— START —
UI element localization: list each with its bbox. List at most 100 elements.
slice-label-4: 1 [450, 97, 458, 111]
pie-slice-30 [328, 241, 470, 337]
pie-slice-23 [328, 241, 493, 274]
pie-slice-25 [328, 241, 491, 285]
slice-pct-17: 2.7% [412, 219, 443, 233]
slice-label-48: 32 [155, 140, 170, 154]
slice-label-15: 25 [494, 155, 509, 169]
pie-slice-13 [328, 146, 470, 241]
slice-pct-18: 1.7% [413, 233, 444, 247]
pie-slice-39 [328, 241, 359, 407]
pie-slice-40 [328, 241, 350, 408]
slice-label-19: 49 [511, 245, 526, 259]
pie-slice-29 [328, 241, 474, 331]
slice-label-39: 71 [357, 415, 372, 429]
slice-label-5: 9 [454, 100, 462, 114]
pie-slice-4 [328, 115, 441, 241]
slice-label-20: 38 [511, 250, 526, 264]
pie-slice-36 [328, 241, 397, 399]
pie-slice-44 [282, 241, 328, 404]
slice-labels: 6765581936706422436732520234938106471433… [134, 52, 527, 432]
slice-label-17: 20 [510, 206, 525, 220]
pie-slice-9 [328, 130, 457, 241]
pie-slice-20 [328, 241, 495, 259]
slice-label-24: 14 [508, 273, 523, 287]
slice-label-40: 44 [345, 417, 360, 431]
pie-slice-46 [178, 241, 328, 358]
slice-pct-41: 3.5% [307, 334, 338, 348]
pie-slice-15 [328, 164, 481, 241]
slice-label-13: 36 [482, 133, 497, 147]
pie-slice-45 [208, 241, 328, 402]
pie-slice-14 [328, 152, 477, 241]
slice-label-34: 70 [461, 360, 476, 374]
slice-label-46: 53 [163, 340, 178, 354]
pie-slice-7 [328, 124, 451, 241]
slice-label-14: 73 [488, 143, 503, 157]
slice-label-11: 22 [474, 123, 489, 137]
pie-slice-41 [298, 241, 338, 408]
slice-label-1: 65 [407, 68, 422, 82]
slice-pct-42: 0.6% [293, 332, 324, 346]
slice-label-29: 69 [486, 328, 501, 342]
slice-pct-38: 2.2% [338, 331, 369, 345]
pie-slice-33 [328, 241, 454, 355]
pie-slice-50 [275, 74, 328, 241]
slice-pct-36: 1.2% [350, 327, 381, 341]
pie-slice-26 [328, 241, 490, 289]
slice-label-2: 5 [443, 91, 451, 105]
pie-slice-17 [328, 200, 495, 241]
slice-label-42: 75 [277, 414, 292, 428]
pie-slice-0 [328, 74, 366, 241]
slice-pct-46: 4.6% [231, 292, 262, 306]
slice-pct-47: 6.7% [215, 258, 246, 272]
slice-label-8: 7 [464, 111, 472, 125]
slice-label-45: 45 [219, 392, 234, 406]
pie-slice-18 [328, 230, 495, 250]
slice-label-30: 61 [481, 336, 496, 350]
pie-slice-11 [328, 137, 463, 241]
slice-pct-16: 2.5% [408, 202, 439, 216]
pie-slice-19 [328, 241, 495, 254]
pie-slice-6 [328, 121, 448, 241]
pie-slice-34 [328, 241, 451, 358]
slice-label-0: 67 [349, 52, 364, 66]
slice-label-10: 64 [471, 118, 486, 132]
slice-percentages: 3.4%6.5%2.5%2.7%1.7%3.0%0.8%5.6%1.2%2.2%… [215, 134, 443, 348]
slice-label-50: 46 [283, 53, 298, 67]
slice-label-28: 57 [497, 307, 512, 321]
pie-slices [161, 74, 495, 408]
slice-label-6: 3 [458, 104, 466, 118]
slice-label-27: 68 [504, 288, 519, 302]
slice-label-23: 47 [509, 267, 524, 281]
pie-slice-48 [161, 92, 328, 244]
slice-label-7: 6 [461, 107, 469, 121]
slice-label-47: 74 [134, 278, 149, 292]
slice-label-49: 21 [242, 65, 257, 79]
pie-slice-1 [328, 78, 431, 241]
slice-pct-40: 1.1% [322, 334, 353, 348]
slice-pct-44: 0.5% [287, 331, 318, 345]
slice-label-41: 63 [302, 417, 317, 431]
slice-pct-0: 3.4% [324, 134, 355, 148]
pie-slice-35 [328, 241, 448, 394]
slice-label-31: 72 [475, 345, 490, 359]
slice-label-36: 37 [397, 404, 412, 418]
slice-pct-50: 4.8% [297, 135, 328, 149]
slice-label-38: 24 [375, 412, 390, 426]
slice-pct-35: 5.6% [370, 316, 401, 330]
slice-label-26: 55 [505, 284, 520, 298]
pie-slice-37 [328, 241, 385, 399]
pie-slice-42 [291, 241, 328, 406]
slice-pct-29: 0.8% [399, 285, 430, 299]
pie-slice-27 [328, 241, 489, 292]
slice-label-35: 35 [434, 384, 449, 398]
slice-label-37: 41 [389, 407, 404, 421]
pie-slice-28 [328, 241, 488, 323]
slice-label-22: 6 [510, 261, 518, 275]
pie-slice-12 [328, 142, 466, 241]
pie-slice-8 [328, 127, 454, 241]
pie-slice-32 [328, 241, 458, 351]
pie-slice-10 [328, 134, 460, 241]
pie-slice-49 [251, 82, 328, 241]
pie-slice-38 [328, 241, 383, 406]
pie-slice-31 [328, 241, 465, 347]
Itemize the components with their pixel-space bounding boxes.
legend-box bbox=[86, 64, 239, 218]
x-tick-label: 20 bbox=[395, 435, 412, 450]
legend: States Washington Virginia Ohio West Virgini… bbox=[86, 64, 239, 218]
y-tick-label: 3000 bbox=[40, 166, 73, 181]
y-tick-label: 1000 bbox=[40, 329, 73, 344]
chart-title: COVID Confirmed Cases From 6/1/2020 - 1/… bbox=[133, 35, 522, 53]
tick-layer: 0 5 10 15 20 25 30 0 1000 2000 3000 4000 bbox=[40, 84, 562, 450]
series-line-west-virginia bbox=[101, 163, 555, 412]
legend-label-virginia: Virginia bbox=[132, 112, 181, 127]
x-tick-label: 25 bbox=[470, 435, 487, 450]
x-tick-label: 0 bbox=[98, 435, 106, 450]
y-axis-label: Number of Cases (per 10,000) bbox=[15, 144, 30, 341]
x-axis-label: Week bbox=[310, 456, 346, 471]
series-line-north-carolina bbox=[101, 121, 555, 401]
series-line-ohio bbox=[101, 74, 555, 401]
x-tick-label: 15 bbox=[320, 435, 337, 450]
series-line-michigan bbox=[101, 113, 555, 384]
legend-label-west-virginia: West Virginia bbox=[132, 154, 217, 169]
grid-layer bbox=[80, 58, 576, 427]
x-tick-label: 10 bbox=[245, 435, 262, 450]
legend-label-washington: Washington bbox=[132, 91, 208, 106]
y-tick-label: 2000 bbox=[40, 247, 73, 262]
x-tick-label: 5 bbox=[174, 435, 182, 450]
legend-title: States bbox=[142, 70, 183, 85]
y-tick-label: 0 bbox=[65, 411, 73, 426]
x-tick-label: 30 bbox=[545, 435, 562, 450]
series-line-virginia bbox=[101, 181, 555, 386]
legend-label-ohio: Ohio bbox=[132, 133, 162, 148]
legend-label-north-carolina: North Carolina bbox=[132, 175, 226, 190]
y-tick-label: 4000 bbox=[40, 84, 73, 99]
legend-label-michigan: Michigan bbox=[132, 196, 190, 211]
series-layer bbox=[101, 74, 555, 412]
— END —
Rewrite the rows above with every "x-tick-label" changed to "x-axis-label", leaving everything else unchanged.

TASK SOLUTION.
UI element localization: list each with its bbox. List at most 100 elements.
slice-label-4: 1 [450, 97, 458, 111]
pie-slice-30 [328, 241, 470, 337]
pie-slice-23 [328, 241, 493, 274]
pie-slice-25 [328, 241, 491, 285]
slice-pct-17: 2.7% [412, 219, 443, 233]
slice-label-48: 32 [155, 140, 170, 154]
slice-label-15: 25 [494, 155, 509, 169]
pie-slice-13 [328, 146, 470, 241]
slice-pct-18: 1.7% [413, 233, 444, 247]
pie-slice-39 [328, 241, 359, 407]
pie-slice-40 [328, 241, 350, 408]
slice-label-19: 49 [511, 245, 526, 259]
pie-slice-29 [328, 241, 474, 331]
slice-label-39: 71 [357, 415, 372, 429]
slice-label-5: 9 [454, 100, 462, 114]
pie-slice-4 [328, 115, 441, 241]
slice-label-20: 38 [511, 250, 526, 264]
pie-slice-36 [328, 241, 397, 399]
pie-slice-44 [282, 241, 328, 404]
slice-labels: 6765581936706422436732520234938106471433… [134, 52, 527, 432]
slice-label-17: 20 [510, 206, 525, 220]
pie-slice-9 [328, 130, 457, 241]
pie-slice-20 [328, 241, 495, 259]
slice-label-24: 14 [508, 273, 523, 287]
slice-label-40: 44 [345, 417, 360, 431]
pie-slice-46 [178, 241, 328, 358]
slice-pct-41: 3.5% [307, 334, 338, 348]
pie-slice-15 [328, 164, 481, 241]
slice-label-13: 36 [482, 133, 497, 147]
pie-slice-45 [208, 241, 328, 402]
pie-slice-14 [328, 152, 477, 241]
slice-label-34: 70 [461, 360, 476, 374]
slice-label-46: 53 [163, 340, 178, 354]
pie-slice-7 [328, 124, 451, 241]
slice-label-14: 73 [488, 143, 503, 157]
slice-label-11: 22 [474, 123, 489, 137]
pie-slice-41 [298, 241, 338, 408]
slice-label-1: 65 [407, 68, 422, 82]
slice-pct-42: 0.6% [293, 332, 324, 346]
slice-label-29: 69 [486, 328, 501, 342]
slice-pct-38: 2.2% [338, 331, 369, 345]
pie-slice-33 [328, 241, 454, 355]
pie-slice-50 [275, 74, 328, 241]
slice-pct-36: 1.2% [350, 327, 381, 341]
pie-slice-26 [328, 241, 490, 289]
slice-label-2: 5 [443, 91, 451, 105]
pie-slice-17 [328, 200, 495, 241]
slice-label-42: 75 [277, 414, 292, 428]
pie-slice-0 [328, 74, 366, 241]
slice-pct-46: 4.6% [231, 292, 262, 306]
slice-pct-47: 6.7% [215, 258, 246, 272]
slice-label-8: 7 [464, 111, 472, 125]
slice-label-45: 45 [219, 392, 234, 406]
pie-slice-18 [328, 230, 495, 250]
slice-label-30: 61 [481, 336, 496, 350]
pie-slice-11 [328, 137, 463, 241]
slice-pct-16: 2.5% [408, 202, 439, 216]
pie-slice-19 [328, 241, 495, 254]
pie-slice-6 [328, 121, 448, 241]
pie-slice-34 [328, 241, 451, 358]
slice-label-0: 67 [349, 52, 364, 66]
slice-label-10: 64 [471, 118, 486, 132]
slice-percentages: 3.4%6.5%2.5%2.7%1.7%3.0%0.8%5.6%1.2%2.2%… [215, 134, 443, 348]
slice-label-50: 46 [283, 53, 298, 67]
slice-label-28: 57 [497, 307, 512, 321]
pie-slices [161, 74, 495, 408]
slice-label-6: 3 [458, 104, 466, 118]
slice-label-27: 68 [504, 288, 519, 302]
slice-label-23: 47 [509, 267, 524, 281]
pie-slice-48 [161, 92, 328, 244]
slice-label-7: 6 [461, 107, 469, 121]
slice-label-47: 74 [134, 278, 149, 292]
slice-label-49: 21 [242, 65, 257, 79]
pie-slice-1 [328, 78, 431, 241]
slice-pct-40: 1.1% [322, 334, 353, 348]
slice-pct-44: 0.5% [287, 331, 318, 345]
slice-label-41: 63 [302, 417, 317, 431]
slice-pct-0: 3.4% [324, 134, 355, 148]
pie-slice-35 [328, 241, 448, 394]
slice-label-31: 72 [475, 345, 490, 359]
slice-label-36: 37 [397, 404, 412, 418]
slice-pct-50: 4.8% [297, 135, 328, 149]
slice-label-38: 24 [375, 412, 390, 426]
slice-pct-35: 5.6% [370, 316, 401, 330]
slice-label-26: 55 [505, 284, 520, 298]
pie-slice-37 [328, 241, 385, 399]
pie-slice-42 [291, 241, 328, 406]
slice-pct-29: 0.8% [399, 285, 430, 299]
pie-slice-27 [328, 241, 489, 292]
slice-label-35: 35 [434, 384, 449, 398]
slice-label-37: 41 [389, 407, 404, 421]
pie-slice-28 [328, 241, 488, 323]
slice-label-22: 6 [510, 261, 518, 275]
pie-slice-12 [328, 142, 466, 241]
pie-slice-8 [328, 127, 454, 241]
pie-slice-32 [328, 241, 458, 351]
pie-slice-10 [328, 134, 460, 241]
pie-slice-49 [251, 82, 328, 241]
pie-slice-38 [328, 241, 383, 406]
pie-slice-31 [328, 241, 465, 347]
Itemize the components with their pixel-space bounding boxes.
legend-box bbox=[86, 64, 239, 218]
x-axis-label: 20 bbox=[395, 435, 412, 450]
legend: States Washington Virginia Ohio West Virgini… bbox=[86, 64, 239, 218]
y-tick-label: 3000 bbox=[40, 166, 73, 181]
y-tick-label: 1000 bbox=[40, 329, 73, 344]
chart-title: COVID Confirmed Cases From 6/1/2020 - 1/… bbox=[133, 35, 522, 53]
tick-layer: 0 5 10 15 20 25 30 0 1000 2000 3000 4000 bbox=[40, 84, 562, 450]
series-line-west-virginia bbox=[101, 163, 555, 412]
legend-label-virginia: Virginia bbox=[132, 112, 181, 127]
x-axis-label: 25 bbox=[470, 435, 487, 450]
x-axis-label: 0 bbox=[98, 435, 106, 450]
y-axis-label: Number of Cases (per 10,000) bbox=[15, 144, 30, 341]
x-axis-label: Week bbox=[310, 456, 346, 471]
series-line-north-carolina bbox=[101, 121, 555, 401]
series-line-ohio bbox=[101, 74, 555, 401]
x-axis-label: 15 bbox=[320, 435, 337, 450]
series-line-michigan bbox=[101, 113, 555, 384]
legend-label-west-virginia: West Virginia bbox=[132, 154, 217, 169]
grid-layer bbox=[80, 58, 576, 427]
x-axis-label: 10 bbox=[245, 435, 262, 450]
legend-label-washington: Washington bbox=[132, 91, 208, 106]
y-tick-label: 2000 bbox=[40, 247, 73, 262]
x-axis-label: 5 bbox=[174, 435, 182, 450]
legend-title: States bbox=[142, 70, 183, 85]
y-tick-label: 0 bbox=[65, 411, 73, 426]
x-axis-label: 30 bbox=[545, 435, 562, 450]
series-line-virginia bbox=[101, 181, 555, 386]
legend-label-ohio: Ohio bbox=[132, 133, 162, 148]
legend-label-north-carolina: North Carolina bbox=[132, 175, 226, 190]
y-tick-label: 4000 bbox=[40, 84, 73, 99]
legend-label-michigan: Michigan bbox=[132, 196, 190, 211]
series-layer bbox=[101, 74, 555, 412]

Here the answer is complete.